** begin Records **

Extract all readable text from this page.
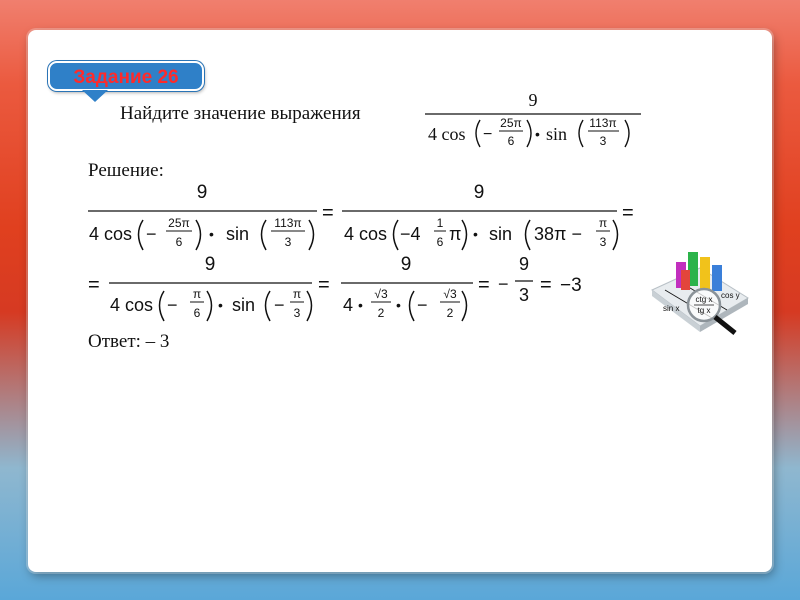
Задание 26
Найдите значение выражения
Решение:
Ответ: – 3
9
4 cos −
25π
6 • sin
113π
3
9
4 cos −
25π
6 • sin
113π
3
=
9
4 cos −4
1
6 π • sin 38π −
π
3
=
=
9
4 cos −
π
6 • sin −
π
3
=
9
4 •
√3
2 • −
√3
2
= −
9
3 = −3
ctg x
tg x
sin x
cos y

** end Records **

Aim of the task:
Except for the pictures, print the data above exactly.

Complete answer:
Extract all readable text from this page.
Задание 26
Найдите значение выражения
Решение:
Ответ: – 3
9
4 cos −
25π
6 • sin
113π
3
9
4 cos −
25π
6 • sin
113π
3
=
9
4 cos −4
1
6 π • sin 38π −
π
3
=
=
9
4 cos −
π
6 • sin −
π
3
=
9
4 •
√3
2 • −
√3
2
= −
9
3 = −3
ctg x
tg x
sin x
cos y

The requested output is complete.